**Extrait de texte**
· · · · · · ·
Le pouvoir au Gabon affirme sa faiblesse et son manque
d’audience nationale, et doit compter de plus en plus sur la répression pour
tenter de générer un semblant de respect. Au manque de légitimité s’ajoute le
défaut de stratégie, de visibilité et de stature du chef de l’Etat. En voulant
faire de Mba Obame coûte que coûte un exemple de châtiment et de
neutralisation, Ali Bongo veut donner un signal fort en direction de tous ceux
qui ont une velléité de braver son pouvoir. Par conséquent une fois de plus et
de trop Ali Bongo se disqualifie et prend la route de l’inconnu.
Les Fangs nouvel horizon du pouvoir ?
Et pour se débarrasser du fantôme qui l’empêche de dormir,
Ali est près à tout, même à sacrifier l’Unité Nationale. Le pouvoir veut
réduire le peuple Gabonais à une bande de moutons par le simple fait de traiter
les Fangs de tribalistes.
Le peuple Gabonais doit s’en offusquer et d’arrêter de se
complaire dans cette posture que lui ordonne son silence. Les Fangs, toujours les
Fangs, encore les Fangs ce que l’on peut entendre par ci, par là. Les Fangs
subissent la vindicte de la minorité et des faibles d’esprits, accusés de tous
les maux simplement parce qu’ils sont bouillonnants, nombreux et ont le
sentiment tous d’être brillants. D’ailleurs ce sentiment attise en eux un
certain complexe de supériorité qui est mal ressenti par les « autres ». A tel
point que quand les Fangs sont dans quelque choses les « autres » ont cette
phrase « les fangs ! Ils sont trop » et quand ils leur arrivent un malheur
c’est unanime « ils aiment trop faire le malin tant pis… ». Aussi, une relation
durable et de confiance doit s'installer entre les Fangs et les
"autres". les Fangs doivent plus de considérations aux « autres » et
les « autres » doivent arrêter de voir en les Fangs des éternels
envahisseurs.
· · · · · · ·
**Données extraites**
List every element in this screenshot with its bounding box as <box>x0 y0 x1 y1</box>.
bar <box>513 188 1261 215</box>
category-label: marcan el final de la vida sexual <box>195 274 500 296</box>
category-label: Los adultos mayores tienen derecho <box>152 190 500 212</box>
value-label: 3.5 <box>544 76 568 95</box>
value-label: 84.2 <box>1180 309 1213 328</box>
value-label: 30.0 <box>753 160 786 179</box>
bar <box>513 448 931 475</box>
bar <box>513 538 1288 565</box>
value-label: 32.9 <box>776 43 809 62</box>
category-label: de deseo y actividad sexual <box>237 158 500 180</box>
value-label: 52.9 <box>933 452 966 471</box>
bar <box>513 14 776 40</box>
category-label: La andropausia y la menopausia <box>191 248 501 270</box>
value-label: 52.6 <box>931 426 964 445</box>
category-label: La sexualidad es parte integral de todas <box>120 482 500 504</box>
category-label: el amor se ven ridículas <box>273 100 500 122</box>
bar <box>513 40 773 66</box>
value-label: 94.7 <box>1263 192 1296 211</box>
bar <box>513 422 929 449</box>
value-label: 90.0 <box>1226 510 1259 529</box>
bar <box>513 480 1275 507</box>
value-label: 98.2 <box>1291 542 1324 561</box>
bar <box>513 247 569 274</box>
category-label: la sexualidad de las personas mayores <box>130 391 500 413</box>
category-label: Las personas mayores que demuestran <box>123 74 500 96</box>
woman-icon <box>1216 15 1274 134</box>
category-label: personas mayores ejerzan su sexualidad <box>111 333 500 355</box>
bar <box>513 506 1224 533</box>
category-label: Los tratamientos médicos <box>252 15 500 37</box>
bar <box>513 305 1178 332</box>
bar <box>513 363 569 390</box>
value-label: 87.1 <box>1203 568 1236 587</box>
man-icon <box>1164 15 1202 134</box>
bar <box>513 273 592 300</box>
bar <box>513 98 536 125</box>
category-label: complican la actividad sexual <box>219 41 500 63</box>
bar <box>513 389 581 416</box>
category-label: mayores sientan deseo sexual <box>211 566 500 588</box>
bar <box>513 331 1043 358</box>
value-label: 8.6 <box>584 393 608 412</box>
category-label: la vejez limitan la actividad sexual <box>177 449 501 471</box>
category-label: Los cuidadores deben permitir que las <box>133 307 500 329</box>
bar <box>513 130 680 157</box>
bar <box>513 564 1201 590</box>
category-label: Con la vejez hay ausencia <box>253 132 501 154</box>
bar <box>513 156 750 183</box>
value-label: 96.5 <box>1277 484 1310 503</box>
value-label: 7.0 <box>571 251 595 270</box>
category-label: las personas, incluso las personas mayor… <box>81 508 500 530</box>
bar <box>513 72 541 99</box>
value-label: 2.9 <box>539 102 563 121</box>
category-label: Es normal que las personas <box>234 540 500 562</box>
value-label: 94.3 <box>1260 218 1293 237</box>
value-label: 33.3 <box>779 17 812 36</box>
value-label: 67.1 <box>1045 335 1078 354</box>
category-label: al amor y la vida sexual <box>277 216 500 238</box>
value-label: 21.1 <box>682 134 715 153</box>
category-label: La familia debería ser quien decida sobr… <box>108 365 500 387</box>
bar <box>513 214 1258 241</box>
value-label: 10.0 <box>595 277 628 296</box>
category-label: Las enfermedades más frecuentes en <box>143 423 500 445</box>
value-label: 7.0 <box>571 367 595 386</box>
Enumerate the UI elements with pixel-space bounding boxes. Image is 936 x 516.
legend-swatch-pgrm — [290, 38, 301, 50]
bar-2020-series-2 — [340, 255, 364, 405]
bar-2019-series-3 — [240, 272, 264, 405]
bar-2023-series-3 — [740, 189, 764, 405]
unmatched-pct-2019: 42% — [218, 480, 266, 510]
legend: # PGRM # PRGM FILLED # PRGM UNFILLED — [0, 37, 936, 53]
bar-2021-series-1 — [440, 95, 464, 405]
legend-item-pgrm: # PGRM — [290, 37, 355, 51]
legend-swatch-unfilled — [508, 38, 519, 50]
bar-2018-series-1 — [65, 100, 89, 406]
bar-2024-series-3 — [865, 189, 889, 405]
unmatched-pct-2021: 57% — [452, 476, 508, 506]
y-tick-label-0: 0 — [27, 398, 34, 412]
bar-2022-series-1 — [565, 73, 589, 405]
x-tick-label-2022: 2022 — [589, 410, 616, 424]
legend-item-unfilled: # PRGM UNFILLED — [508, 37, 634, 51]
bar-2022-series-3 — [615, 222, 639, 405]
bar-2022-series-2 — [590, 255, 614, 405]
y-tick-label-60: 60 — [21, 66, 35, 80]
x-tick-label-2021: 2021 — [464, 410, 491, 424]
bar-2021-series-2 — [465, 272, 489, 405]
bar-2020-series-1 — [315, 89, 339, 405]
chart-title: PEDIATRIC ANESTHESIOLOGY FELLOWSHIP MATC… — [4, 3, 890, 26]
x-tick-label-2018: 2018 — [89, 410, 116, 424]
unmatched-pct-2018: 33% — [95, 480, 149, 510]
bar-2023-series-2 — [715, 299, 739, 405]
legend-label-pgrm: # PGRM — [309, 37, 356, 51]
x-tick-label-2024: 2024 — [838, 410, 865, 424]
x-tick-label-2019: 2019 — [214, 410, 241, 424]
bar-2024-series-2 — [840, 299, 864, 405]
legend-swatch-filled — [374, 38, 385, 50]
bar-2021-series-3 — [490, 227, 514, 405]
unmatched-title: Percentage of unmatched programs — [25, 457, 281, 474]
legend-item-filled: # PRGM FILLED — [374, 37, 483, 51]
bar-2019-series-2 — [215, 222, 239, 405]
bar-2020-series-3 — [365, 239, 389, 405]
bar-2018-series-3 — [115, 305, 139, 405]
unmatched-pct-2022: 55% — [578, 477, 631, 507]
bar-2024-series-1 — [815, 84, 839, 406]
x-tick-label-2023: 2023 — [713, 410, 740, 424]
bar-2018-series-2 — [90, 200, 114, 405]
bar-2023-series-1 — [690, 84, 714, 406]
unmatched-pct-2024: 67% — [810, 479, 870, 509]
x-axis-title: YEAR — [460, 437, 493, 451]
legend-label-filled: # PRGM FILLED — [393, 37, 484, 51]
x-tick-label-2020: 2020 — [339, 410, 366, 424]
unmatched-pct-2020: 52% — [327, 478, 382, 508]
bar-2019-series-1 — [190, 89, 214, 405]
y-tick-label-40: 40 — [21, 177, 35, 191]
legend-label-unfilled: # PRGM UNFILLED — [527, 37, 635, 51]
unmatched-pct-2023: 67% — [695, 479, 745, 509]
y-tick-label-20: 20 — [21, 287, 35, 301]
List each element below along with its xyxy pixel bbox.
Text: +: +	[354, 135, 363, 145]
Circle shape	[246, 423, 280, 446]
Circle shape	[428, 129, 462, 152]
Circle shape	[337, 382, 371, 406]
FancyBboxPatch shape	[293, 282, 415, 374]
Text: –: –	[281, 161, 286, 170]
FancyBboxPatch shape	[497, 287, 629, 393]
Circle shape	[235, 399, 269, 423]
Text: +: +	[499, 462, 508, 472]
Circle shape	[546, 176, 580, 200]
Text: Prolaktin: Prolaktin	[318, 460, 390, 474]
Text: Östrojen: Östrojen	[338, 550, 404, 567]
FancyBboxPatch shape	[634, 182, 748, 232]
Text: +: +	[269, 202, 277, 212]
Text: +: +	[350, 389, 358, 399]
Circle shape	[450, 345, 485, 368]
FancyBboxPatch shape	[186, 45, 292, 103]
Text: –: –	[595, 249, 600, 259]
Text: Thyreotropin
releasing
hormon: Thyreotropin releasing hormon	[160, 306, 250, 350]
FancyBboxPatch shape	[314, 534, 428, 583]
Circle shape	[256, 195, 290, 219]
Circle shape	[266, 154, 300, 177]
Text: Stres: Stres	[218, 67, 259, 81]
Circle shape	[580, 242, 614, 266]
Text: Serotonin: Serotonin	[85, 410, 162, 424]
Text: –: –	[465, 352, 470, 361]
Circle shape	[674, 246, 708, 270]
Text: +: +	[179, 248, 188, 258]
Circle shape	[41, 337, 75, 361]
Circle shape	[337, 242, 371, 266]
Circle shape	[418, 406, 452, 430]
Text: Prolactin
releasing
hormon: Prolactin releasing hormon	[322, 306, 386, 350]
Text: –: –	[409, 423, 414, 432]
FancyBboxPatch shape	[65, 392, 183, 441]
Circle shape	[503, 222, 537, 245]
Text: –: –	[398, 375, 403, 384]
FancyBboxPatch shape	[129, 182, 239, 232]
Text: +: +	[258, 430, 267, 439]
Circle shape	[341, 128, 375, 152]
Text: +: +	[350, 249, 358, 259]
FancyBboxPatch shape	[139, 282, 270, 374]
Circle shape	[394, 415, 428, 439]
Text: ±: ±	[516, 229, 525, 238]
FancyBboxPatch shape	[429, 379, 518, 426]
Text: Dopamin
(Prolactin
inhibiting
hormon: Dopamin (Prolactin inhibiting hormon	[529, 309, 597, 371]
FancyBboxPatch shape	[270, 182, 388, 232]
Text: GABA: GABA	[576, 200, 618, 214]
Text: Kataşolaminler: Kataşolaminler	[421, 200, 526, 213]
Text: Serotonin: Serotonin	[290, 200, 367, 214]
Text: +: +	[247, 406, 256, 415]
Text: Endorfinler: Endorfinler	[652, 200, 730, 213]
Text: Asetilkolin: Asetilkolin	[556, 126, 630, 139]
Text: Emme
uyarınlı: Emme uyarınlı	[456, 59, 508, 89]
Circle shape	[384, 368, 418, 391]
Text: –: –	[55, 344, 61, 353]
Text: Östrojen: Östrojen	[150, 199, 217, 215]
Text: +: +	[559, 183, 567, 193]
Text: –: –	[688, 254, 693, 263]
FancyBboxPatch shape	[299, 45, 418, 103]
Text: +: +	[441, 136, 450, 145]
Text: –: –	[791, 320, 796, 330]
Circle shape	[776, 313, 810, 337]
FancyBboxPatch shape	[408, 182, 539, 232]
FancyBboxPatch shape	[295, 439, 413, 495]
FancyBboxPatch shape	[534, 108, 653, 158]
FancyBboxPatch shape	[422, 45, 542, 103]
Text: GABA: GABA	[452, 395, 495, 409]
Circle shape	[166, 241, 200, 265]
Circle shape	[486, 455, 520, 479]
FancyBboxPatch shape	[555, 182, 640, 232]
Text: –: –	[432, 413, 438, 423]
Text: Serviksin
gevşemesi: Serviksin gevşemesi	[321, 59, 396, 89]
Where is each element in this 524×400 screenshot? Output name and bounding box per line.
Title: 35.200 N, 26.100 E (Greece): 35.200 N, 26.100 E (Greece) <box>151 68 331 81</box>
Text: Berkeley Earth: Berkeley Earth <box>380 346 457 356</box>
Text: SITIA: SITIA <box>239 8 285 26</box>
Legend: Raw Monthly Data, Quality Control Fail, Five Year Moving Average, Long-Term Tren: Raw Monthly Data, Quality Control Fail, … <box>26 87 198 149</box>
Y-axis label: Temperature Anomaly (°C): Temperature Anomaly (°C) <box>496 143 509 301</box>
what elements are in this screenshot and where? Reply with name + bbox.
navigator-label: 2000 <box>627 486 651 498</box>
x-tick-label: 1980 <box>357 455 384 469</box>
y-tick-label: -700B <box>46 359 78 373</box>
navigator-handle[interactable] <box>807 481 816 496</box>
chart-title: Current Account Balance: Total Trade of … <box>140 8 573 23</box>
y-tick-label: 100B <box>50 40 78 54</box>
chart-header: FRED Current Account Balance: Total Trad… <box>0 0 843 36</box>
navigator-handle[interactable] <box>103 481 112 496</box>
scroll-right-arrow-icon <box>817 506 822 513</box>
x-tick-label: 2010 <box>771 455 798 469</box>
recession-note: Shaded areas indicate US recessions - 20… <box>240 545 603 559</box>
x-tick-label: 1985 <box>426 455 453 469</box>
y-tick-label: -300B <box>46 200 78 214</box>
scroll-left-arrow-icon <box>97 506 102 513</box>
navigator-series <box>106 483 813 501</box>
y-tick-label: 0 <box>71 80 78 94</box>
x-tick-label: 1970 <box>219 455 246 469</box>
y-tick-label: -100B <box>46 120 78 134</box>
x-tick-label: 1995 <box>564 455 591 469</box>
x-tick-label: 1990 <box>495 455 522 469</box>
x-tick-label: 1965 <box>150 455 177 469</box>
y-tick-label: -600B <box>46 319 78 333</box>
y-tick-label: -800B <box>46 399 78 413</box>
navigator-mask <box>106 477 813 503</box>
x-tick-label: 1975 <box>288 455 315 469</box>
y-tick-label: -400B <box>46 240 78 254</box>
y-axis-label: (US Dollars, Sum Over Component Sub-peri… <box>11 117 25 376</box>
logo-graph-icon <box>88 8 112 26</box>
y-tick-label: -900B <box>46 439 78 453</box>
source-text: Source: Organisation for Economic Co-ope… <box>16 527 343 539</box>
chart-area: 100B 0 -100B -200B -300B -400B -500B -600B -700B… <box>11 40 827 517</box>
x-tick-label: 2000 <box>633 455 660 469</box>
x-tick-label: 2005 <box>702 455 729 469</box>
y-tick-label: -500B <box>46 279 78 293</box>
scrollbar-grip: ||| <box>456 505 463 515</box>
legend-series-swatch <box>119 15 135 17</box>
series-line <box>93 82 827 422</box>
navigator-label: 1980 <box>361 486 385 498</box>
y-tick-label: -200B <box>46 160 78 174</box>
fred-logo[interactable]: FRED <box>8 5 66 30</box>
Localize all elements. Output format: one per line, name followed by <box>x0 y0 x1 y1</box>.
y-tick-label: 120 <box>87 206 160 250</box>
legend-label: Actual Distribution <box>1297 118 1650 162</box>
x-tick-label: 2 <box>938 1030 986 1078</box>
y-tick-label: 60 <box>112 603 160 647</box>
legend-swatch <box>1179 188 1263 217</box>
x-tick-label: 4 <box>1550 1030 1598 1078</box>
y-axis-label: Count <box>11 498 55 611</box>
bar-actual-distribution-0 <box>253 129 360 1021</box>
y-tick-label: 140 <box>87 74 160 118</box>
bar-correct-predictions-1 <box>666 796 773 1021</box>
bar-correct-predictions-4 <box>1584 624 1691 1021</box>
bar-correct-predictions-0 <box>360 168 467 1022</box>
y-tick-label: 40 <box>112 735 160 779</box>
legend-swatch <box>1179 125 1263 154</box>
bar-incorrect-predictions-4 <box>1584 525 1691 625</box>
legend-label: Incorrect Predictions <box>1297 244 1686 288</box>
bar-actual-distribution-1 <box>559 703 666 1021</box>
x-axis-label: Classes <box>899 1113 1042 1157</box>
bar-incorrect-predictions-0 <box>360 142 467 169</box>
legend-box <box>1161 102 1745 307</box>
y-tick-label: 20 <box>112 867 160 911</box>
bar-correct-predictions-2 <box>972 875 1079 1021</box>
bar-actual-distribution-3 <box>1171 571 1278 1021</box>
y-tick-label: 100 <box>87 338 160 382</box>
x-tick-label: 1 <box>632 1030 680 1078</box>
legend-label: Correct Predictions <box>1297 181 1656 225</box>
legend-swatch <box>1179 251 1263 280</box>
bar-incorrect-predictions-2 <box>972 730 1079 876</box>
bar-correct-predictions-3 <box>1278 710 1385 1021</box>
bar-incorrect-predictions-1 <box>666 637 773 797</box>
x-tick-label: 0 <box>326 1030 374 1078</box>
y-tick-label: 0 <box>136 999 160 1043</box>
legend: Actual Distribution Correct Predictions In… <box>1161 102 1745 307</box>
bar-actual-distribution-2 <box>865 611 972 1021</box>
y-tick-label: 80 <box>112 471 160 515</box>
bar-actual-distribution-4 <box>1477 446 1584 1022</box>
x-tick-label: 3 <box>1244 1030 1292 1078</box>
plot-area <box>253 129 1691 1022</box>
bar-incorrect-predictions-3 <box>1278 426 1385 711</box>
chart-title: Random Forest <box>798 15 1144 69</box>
· · · · · · ·
**Consigne A**
Recopiez un passage de l'extrait sur le pouvoir au Gabon : commencez aux mots « Le pouvoir au » et arrêtez-vous après « Fangs de tribalistes. ».
**Consigne B**
D'après l'extrait sur le pouvoir au Gabon, sur quoi le pouvoir doit-il compter de plus en plus pour tenter de générer un semblant de respect ?
Le matériel n'a aucun rôle à jouer dans cet exercice.

**Réponse complète A**
Le pouvoir au Gabon affirme sa faiblesse et son manque
d’audience nationale, et doit compter de plus en plus sur la répression pour
tenter de générer un semblant de respect. Au manque de légitimité s’ajoute le
défaut de stratégie, de visibilité et de stature du chef de l’Etat. En voulant
faire de Mba Obame coûte que coûte un exemple de châtiment et de
neutralisation, Ali Bongo veut donner un signal fort en direction de tous ceux
qui ont une velléité de braver son pouvoir. Par conséquent une fois de plus et
de trop Ali Bongo se disqualifie et prend la route de l’inconnu.
Les Fangs nouvel horizon du pouvoir ?
Et pour se débarrasser du fantôme qui l’empêche de dormir,
Ali est près à tout, même à sacrifier l’Unité Nationale. Le pouvoir veut
réduire le peuple Gabonais à une bande de moutons par le simple fait de traiter
les Fangs de tribalistes.

**Réponse complète B**
Sur la répression.